Extracts from a graphics dataset
-------------------------

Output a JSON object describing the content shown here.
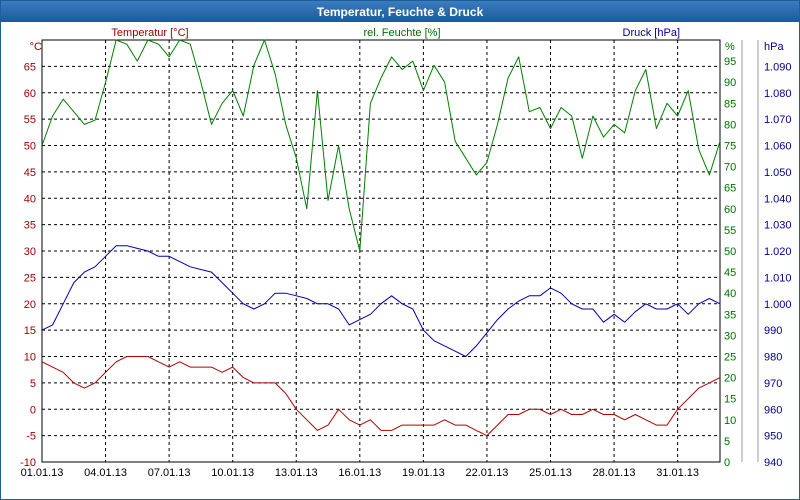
{
  "window": {
    "title": "Temperatur, Feuchte & Druck"
  },
  "chart_data": {
    "type": "line",
    "title": "Temperatur, Feuchte & Druck",
    "grid": true,
    "x_ticks": [
      "01.01.13",
      "04.01.13",
      "07.01.13",
      "10.01.13",
      "13.01.13",
      "16.01.13",
      "19.01.13",
      "22.01.13",
      "25.01.13",
      "28.01.13",
      "31.01.13"
    ],
    "x_range": [
      0,
      32
    ],
    "axes": {
      "temperature": {
        "label": "Temperatur [°C]",
        "unit": "°C",
        "range": [
          -10,
          70
        ],
        "ticks": [
          "-10",
          "-5",
          "0",
          "5",
          "10",
          "15",
          "20",
          "25",
          "30",
          "35",
          "40",
          "45",
          "50",
          "55",
          "60",
          "65"
        ],
        "color": "#a00000"
      },
      "humidity": {
        "label": "rel. Feuchte [%]",
        "unit": "%",
        "range": [
          0,
          100
        ],
        "ticks": [
          "0",
          "5",
          "10",
          "15",
          "20",
          "25",
          "30",
          "35",
          "40",
          "45",
          "50",
          "55",
          "60",
          "65",
          "70",
          "75",
          "80",
          "85",
          "90",
          "95"
        ],
        "color": "#007000"
      },
      "pressure": {
        "label": "Druck [hPa]",
        "unit": "hPa",
        "range": [
          940,
          1100
        ],
        "ticks": [
          "940",
          "950",
          "960",
          "970",
          "980",
          "990",
          "1.000",
          "1.010",
          "1.020",
          "1.030",
          "1.040",
          "1.050",
          "1.060",
          "1.070",
          "1.080",
          "1.090"
        ],
        "color": "#000090"
      }
    },
    "series": [
      {
        "name": "Temperatur [°C]",
        "axis": "temperature",
        "color": "#b00000",
        "x": [
          0,
          0.5,
          1,
          1.5,
          2,
          2.5,
          3,
          3.5,
          4,
          4.5,
          5,
          5.5,
          6,
          6.5,
          7,
          7.5,
          8,
          8.5,
          9,
          9.5,
          10,
          10.5,
          11,
          11.5,
          12,
          12.5,
          13,
          13.5,
          14,
          14.5,
          15,
          15.5,
          16,
          16.5,
          17,
          17.5,
          18,
          18.5,
          19,
          19.5,
          20,
          20.5,
          21,
          21.5,
          22,
          22.5,
          23,
          23.5,
          24,
          24.5,
          25,
          25.5,
          26,
          26.5,
          27,
          27.5,
          28,
          28.5,
          29,
          29.5,
          30,
          30.5,
          31,
          31.5,
          32
        ],
        "y": [
          9,
          8,
          7,
          5,
          4,
          5,
          7,
          9,
          10,
          10,
          10,
          9,
          8,
          9,
          8,
          8,
          8,
          7,
          8,
          6,
          5,
          5,
          5,
          3,
          0,
          -2,
          -4,
          -3,
          0,
          -2,
          -3,
          -2,
          -4,
          -4,
          -3,
          -3,
          -3,
          -3,
          -2,
          -3,
          -3,
          -4,
          -5,
          -3,
          -1,
          -1,
          0,
          0,
          -1,
          0,
          -1,
          -1,
          0,
          -1,
          -1,
          -2,
          -1,
          -2,
          -3,
          -3,
          0,
          2,
          4,
          5,
          6
        ]
      },
      {
        "name": "rel. Feuchte [%]",
        "axis": "humidity",
        "color": "#008000",
        "x": [
          0,
          0.5,
          1,
          1.5,
          2,
          2.5,
          3,
          3.5,
          4,
          4.5,
          5,
          5.5,
          6,
          6.5,
          7,
          7.5,
          8,
          8.5,
          9,
          9.5,
          10,
          10.5,
          11,
          11.5,
          12,
          12.5,
          13,
          13.5,
          14,
          14.5,
          15,
          15.5,
          16,
          16.5,
          17,
          17.5,
          18,
          18.5,
          19,
          19.5,
          20,
          20.5,
          21,
          21.5,
          22,
          22.5,
          23,
          23.5,
          24,
          24.5,
          25,
          25.5,
          26,
          26.5,
          27,
          27.5,
          28,
          28.5,
          29,
          29.5,
          30,
          30.5,
          31,
          31.5,
          32
        ],
        "y": [
          75,
          82,
          86,
          83,
          80,
          81,
          90,
          100,
          99,
          95,
          100,
          99,
          96,
          100,
          99,
          90,
          80,
          85,
          88,
          82,
          94,
          100,
          92,
          80,
          72,
          60,
          88,
          62,
          75,
          60,
          50,
          85,
          91,
          96,
          93,
          95,
          88,
          94,
          90,
          76,
          72,
          68,
          71,
          80,
          91,
          96,
          83,
          84,
          79,
          84,
          82,
          72,
          82,
          77,
          80,
          78,
          88,
          93,
          79,
          85,
          82,
          88,
          74,
          68,
          76
        ]
      },
      {
        "name": "Druck [hPa]",
        "axis": "pressure",
        "color": "#0000b0",
        "x": [
          0,
          0.5,
          1,
          1.5,
          2,
          2.5,
          3,
          3.5,
          4,
          4.5,
          5,
          5.5,
          6,
          6.5,
          7,
          7.5,
          8,
          8.5,
          9,
          9.5,
          10,
          10.5,
          11,
          11.5,
          12,
          12.5,
          13,
          13.5,
          14,
          14.5,
          15,
          15.5,
          16,
          16.5,
          17,
          17.5,
          18,
          18.5,
          19,
          19.5,
          20,
          20.5,
          21,
          21.5,
          22,
          22.5,
          23,
          23.5,
          24,
          24.5,
          25,
          25.5,
          26,
          26.5,
          27,
          27.5,
          28,
          28.5,
          29,
          29.5,
          30,
          30.5,
          31,
          31.5,
          32
        ],
        "y": [
          990,
          992,
          1000,
          1008,
          1012,
          1014,
          1018,
          1022,
          1022,
          1021,
          1020,
          1018,
          1018,
          1016,
          1014,
          1013,
          1012,
          1008,
          1004,
          1000,
          998,
          1000,
          1004,
          1004,
          1003,
          1002,
          1000,
          1000,
          998,
          992,
          994,
          996,
          1000,
          1003,
          1000,
          998,
          990,
          986,
          984,
          982,
          980,
          984,
          989,
          994,
          998,
          1001,
          1003,
          1003,
          1006,
          1004,
          1000,
          998,
          998,
          993,
          996,
          993,
          997,
          1000,
          998,
          998,
          1000,
          996,
          1000,
          1002,
          1000
        ]
      }
    ]
  }
}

-------------------------

▶ _Objective_: Copy out every line of the material above exactly, skipping the pictures.

▶ _Task answer_:
Output a JSON object describing the content shown here.
{
  "window": {
    "title": "Temperatur, Feuchte & Druck"
  },
  "chart_data": {
    "type": "line",
    "title": "Temperatur, Feuchte & Druck",
    "grid": true,
    "x_ticks": [
      "01.01.13",
      "04.01.13",
      "07.01.13",
      "10.01.13",
      "13.01.13",
      "16.01.13",
      "19.01.13",
      "22.01.13",
      "25.01.13",
      "28.01.13",
      "31.01.13"
    ],
    "x_range": [
      0,
      32
    ],
    "axes": {
      "temperature": {
        "label": "Temperatur [°C]",
        "unit": "°C",
        "range": [
          -10,
          70
        ],
        "ticks": [
          "-10",
          "-5",
          "0",
          "5",
          "10",
          "15",
          "20",
          "25",
          "30",
          "35",
          "40",
          "45",
          "50",
          "55",
          "60",
          "65"
        ],
        "color": "#a00000"
      },
      "humidity": {
        "label": "rel. Feuchte [%]",
        "unit": "%",
        "range": [
          0,
          100
        ],
        "ticks": [
          "0",
          "5",
          "10",
          "15",
          "20",
          "25",
          "30",
          "35",
          "40",
          "45",
          "50",
          "55",
          "60",
          "65",
          "70",
          "75",
          "80",
          "85",
          "90",
          "95"
        ],
        "color": "#007000"
      },
      "pressure": {
        "label": "Druck [hPa]",
        "unit": "hPa",
        "range": [
          940,
          1100
        ],
        "ticks": [
          "940",
          "950",
          "960",
          "970",
          "980",
          "990",
          "1.000",
          "1.010",
          "1.020",
          "1.030",
          "1.040",
          "1.050",
          "1.060",
          "1.070",
          "1.080",
          "1.090"
        ],
        "color": "#000090"
      }
    },
    "series": [
      {
        "name": "Temperatur [°C]",
        "axis": "temperature",
        "color": "#b00000",
        "x": [
          0,
          0.5,
          1,
          1.5,
          2,
          2.5,
          3,
          3.5,
          4,
          4.5,
          5,
          5.5,
          6,
          6.5,
          7,
          7.5,
          8,
          8.5,
          9,
          9.5,
          10,
          10.5,
          11,
          11.5,
          12,
          12.5,
          13,
          13.5,
          14,
          14.5,
          15,
          15.5,
          16,
          16.5,
          17,
          17.5,
          18,
          18.5,
          19,
          19.5,
          20,
          20.5,
          21,
          21.5,
          22,
          22.5,
          23,
          23.5,
          24,
          24.5,
          25,
          25.5,
          26,
          26.5,
          27,
          27.5,
          28,
          28.5,
          29,
          29.5,
          30,
          30.5,
          31,
          31.5,
          32
        ],
        "y": [
          9,
          8,
          7,
          5,
          4,
          5,
          7,
          9,
          10,
          10,
          10,
          9,
          8,
          9,
          8,
          8,
          8,
          7,
          8,
          6,
          5,
          5,
          5,
          3,
          0,
          -2,
          -4,
          -3,
          0,
          -2,
          -3,
          -2,
          -4,
          -4,
          -3,
          -3,
          -3,
          -3,
          -2,
          -3,
          -3,
          -4,
          -5,
          -3,
          -1,
          -1,
          0,
          0,
          -1,
          0,
          -1,
          -1,
          0,
          -1,
          -1,
          -2,
          -1,
          -2,
          -3,
          -3,
          0,
          2,
          4,
          5,
          6
        ]
      },
      {
        "name": "rel. Feuchte [%]",
        "axis": "humidity",
        "color": "#008000",
        "x": [
          0,
          0.5,
          1,
          1.5,
          2,
          2.5,
          3,
          3.5,
          4,
          4.5,
          5,
          5.5,
          6,
          6.5,
          7,
          7.5,
          8,
          8.5,
          9,
          9.5,
          10,
          10.5,
          11,
          11.5,
          12,
          12.5,
          13,
          13.5,
          14,
          14.5,
          15,
          15.5,
          16,
          16.5,
          17,
          17.5,
          18,
          18.5,
          19,
          19.5,
          20,
          20.5,
          21,
          21.5,
          22,
          22.5,
          23,
          23.5,
          24,
          24.5,
          25,
          25.5,
          26,
          26.5,
          27,
          27.5,
          28,
          28.5,
          29,
          29.5,
          30,
          30.5,
          31,
          31.5,
          32
        ],
        "y": [
          75,
          82,
          86,
          83,
          80,
          81,
          90,
          100,
          99,
          95,
          100,
          99,
          96,
          100,
          99,
          90,
          80,
          85,
          88,
          82,
          94,
          100,
          92,
          80,
          72,
          60,
          88,
          62,
          75,
          60,
          50,
          85,
          91,
          96,
          93,
          95,
          88,
          94,
          90,
          76,
          72,
          68,
          71,
          80,
          91,
          96,
          83,
          84,
          79,
          84,
          82,
          72,
          82,
          77,
          80,
          78,
          88,
          93,
          79,
          85,
          82,
          88,
          74,
          68,
          76
        ]
      },
      {
        "name": "Druck [hPa]",
        "axis": "pressure",
        "color": "#0000b0",
        "x": [
          0,
          0.5,
          1,
          1.5,
          2,
          2.5,
          3,
          3.5,
          4,
          4.5,
          5,
          5.5,
          6,
          6.5,
          7,
          7.5,
          8,
          8.5,
          9,
          9.5,
          10,
          10.5,
          11,
          11.5,
          12,
          12.5,
          13,
          13.5,
          14,
          14.5,
          15,
          15.5,
          16,
          16.5,
          17,
          17.5,
          18,
          18.5,
          19,
          19.5,
          20,
          20.5,
          21,
          21.5,
          22,
          22.5,
          23,
          23.5,
          24,
          24.5,
          25,
          25.5,
          26,
          26.5,
          27,
          27.5,
          28,
          28.5,
          29,
          29.5,
          30,
          30.5,
          31,
          31.5,
          32
        ],
        "y": [
          990,
          992,
          1000,
          1008,
          1012,
          1014,
          1018,
          1022,
          1022,
          1021,
          1020,
          1018,
          1018,
          1016,
          1014,
          1013,
          1012,
          1008,
          1004,
          1000,
          998,
          1000,
          1004,
          1004,
          1003,
          1002,
          1000,
          1000,
          998,
          992,
          994,
          996,
          1000,
          1003,
          1000,
          998,
          990,
          986,
          984,
          982,
          980,
          984,
          989,
          994,
          998,
          1001,
          1003,
          1003,
          1006,
          1004,
          1000,
          998,
          998,
          993,
          996,
          993,
          997,
          1000,
          998,
          998,
          1000,
          996,
          1000,
          1002,
          1000
        ]
      }
    ]
  }
}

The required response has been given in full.